#### Your goal:
Write the data below out exactly as it stands. Do not include the pictures.

--- start of Provided data ---

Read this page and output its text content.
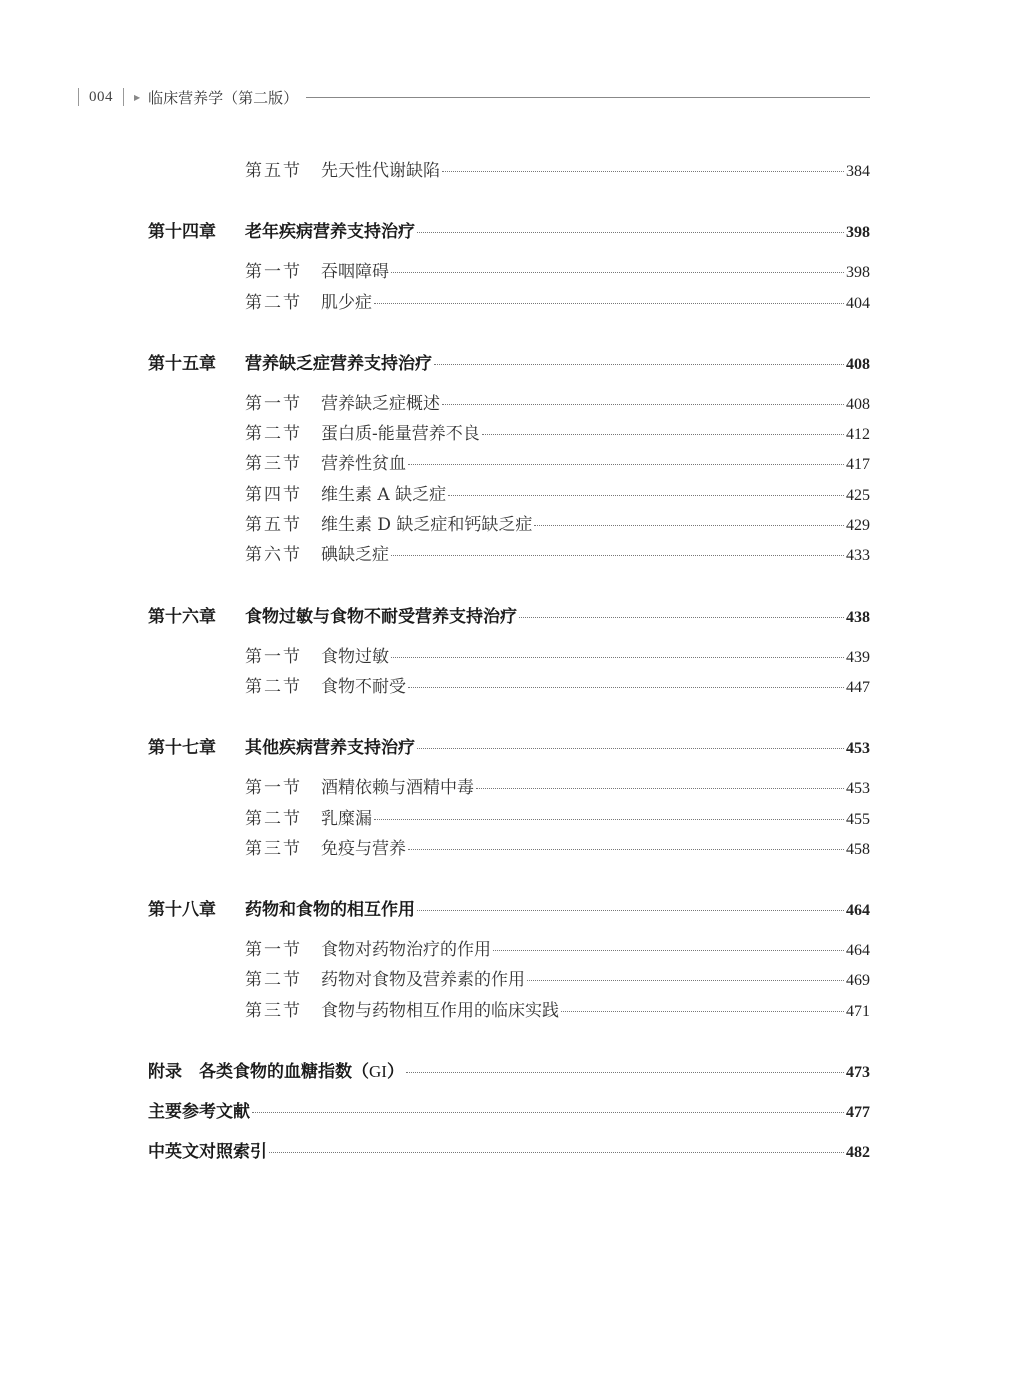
004	▶ 临床营养学（第二版）
第五节 先天性代谢缺陷	384
第十四章 老年疾病营养支持治疗	398
第一节 吞咽障碍	398
第二节 肌少症	404
第十五章 营养缺乏症营养支持治疗	408
第一节 营养缺乏症概述	408
第二节 蛋白质-能量营养不良	412
第三节 营养性贫血	417
第四节 维生素 A 缺乏症	425
第五节 维生素 D 缺乏症和钙缺乏症	429
第六节 碘缺乏症	433
第十六章 食物过敏与食物不耐受营养支持治疗	438
第一节 食物过敏	439
第二节 食物不耐受	447
第十七章 其他疾病营养支持治疗	453
第一节 酒精依赖与酒精中毒	453
第二节 乳糜漏	455
第三节 免疫与营养	458
第十八章 药物和食物的相互作用	464
第一节 食物对药物治疗的作用	464
第二节 药物对食物及营养素的作用	469
第三节 食物与药物相互作用的临床实践	471
附录　各类食物的血糖指数（GI）	473
主要参考文献	477
中英文对照索引	482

--- end of Provided data ---

#### Final answer:
Read this page and output its text content.
004	▶ 临床营养学（第二版）
第五节 先天性代谢缺陷	384
第十四章 老年疾病营养支持治疗	398
第一节 吞咽障碍	398
第二节 肌少症	404
第十五章 营养缺乏症营养支持治疗	408
第一节 营养缺乏症概述	408
第二节 蛋白质-能量营养不良	412
第三节 营养性贫血	417
第四节 维生素 A 缺乏症	425
第五节 维生素 D 缺乏症和钙缺乏症	429
第六节 碘缺乏症	433
第十六章 食物过敏与食物不耐受营养支持治疗	438
第一节 食物过敏	439
第二节 食物不耐受	447
第十七章 其他疾病营养支持治疗	453
第一节 酒精依赖与酒精中毒	453
第二节 乳糜漏	455
第三节 免疫与营养	458
第十八章 药物和食物的相互作用	464
第一节 食物对药物治疗的作用	464
第二节 药物对食物及营养素的作用	469
第三节 食物与药物相互作用的临床实践	471
附录　各类食物的血糖指数（GI）	473
主要参考文献	477
中英文对照索引	482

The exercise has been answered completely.